> Items from a data source
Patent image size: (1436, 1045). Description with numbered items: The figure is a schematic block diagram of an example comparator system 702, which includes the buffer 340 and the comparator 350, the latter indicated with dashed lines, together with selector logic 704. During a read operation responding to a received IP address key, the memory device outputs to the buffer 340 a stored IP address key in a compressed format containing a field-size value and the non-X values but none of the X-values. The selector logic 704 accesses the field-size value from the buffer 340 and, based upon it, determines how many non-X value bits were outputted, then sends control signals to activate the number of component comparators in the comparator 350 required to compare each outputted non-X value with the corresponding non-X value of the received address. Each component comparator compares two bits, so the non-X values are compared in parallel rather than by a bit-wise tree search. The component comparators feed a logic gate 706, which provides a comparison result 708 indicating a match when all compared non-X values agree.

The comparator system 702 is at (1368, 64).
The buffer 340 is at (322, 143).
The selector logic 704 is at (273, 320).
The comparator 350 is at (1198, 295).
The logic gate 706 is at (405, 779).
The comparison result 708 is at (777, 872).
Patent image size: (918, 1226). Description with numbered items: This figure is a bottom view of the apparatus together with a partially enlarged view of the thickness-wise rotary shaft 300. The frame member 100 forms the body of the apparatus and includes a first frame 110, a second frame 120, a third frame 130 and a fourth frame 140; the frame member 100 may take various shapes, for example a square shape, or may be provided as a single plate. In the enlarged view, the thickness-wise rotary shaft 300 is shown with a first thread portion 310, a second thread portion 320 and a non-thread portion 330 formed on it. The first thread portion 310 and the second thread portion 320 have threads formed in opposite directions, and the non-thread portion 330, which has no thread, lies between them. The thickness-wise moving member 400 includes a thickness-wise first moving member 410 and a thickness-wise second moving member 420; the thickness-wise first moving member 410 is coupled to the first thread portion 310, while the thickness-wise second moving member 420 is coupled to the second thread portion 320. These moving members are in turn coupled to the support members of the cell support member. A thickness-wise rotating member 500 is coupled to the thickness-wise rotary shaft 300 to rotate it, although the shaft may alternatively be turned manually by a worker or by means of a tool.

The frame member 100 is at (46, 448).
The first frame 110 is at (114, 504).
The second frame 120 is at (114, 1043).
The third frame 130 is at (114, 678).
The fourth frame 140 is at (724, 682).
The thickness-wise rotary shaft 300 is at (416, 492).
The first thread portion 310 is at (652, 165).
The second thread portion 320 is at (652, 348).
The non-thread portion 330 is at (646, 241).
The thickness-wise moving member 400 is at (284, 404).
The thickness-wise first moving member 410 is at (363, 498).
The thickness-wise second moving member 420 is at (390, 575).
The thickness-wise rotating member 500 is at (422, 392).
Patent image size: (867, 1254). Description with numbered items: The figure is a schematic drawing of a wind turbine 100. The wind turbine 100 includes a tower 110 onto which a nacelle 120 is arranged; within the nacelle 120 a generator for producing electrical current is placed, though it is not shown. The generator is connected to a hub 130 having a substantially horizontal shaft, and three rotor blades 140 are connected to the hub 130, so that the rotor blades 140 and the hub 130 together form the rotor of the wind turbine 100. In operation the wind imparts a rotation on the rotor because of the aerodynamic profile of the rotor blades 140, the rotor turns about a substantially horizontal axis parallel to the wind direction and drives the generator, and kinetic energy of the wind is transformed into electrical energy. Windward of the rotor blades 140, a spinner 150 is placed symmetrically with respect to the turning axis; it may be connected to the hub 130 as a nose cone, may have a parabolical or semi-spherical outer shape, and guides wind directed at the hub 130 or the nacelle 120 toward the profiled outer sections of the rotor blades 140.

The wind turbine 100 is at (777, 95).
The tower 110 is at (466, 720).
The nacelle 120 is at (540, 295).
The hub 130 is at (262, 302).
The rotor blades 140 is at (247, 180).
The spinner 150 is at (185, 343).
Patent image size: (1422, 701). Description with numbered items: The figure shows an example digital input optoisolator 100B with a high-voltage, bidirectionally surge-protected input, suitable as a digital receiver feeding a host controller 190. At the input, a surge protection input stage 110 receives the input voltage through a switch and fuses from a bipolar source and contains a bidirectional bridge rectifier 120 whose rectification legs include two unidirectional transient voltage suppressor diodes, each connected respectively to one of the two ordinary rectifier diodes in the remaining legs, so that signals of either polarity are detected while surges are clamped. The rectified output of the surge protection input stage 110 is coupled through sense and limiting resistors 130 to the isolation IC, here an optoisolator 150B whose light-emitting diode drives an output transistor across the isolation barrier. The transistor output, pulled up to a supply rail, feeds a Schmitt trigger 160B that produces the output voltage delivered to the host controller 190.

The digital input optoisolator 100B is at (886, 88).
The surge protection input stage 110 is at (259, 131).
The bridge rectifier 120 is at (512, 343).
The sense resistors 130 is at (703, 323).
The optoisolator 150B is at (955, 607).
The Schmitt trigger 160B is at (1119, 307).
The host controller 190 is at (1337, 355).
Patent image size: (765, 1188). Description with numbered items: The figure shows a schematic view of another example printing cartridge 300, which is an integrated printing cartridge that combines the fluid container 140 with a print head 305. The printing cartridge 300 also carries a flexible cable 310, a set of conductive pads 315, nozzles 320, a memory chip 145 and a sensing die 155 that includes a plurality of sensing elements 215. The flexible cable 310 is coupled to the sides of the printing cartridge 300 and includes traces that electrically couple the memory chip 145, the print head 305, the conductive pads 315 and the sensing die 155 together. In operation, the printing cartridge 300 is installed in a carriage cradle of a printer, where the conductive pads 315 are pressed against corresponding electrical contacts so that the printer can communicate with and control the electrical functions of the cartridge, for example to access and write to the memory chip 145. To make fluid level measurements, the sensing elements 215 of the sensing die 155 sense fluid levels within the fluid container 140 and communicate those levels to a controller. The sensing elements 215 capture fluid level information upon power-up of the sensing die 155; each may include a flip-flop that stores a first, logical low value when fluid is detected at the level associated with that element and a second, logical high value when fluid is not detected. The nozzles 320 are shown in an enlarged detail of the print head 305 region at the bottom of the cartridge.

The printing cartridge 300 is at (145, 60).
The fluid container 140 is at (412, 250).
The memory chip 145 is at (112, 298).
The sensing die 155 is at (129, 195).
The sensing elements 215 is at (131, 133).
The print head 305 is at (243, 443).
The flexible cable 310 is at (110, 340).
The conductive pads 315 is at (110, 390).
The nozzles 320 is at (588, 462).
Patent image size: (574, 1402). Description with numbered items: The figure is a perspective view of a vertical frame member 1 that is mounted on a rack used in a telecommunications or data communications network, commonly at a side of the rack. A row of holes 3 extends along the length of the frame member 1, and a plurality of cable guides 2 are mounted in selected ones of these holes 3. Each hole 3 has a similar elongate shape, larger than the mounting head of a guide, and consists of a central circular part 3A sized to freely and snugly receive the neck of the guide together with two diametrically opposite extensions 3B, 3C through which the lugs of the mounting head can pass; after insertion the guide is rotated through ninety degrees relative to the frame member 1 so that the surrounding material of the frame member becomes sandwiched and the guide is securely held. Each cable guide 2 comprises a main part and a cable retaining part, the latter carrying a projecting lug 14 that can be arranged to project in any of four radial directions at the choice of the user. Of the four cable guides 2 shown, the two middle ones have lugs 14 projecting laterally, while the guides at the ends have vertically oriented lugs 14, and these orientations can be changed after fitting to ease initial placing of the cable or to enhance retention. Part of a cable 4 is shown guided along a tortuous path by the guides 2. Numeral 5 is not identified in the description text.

> GOAL OF THE EXERCISE
Identify every line in the entries above that contains the word "bridge" and copy each one out in full.

> THE SOLUTION
Patent image size: (1422, 701). Description with numbered items: The figure shows an example digital input optoisolator 100B with a high-voltage, bidirectionally surge-protected input, suitable as a digital receiver feeding a host controller 190. At the input, a surge protection input stage 110 receives the input voltage through a switch and fuses from a bipolar source and contains a bidirectional bridge rectifier 120 whose rectification legs include two unidirectional transient voltage suppressor diodes, each connected respectively to one of the two ordinary rectifier diodes in the remaining legs, so that signals of either polarity are detected while surges are clamped. The rectified output of the surge protection input stage 110 is coupled through sense and limiting resistors 130 to the isolation IC, here an optoisolator 150B whose light-emitting diode drives an output transistor across the isolation barrier. The transistor output, pulled up to a supply rail, feeds a Schmitt trigger 160B that produces the output voltage delivered to the host controller 190.
The bridge rectifier 120 is at (512, 343).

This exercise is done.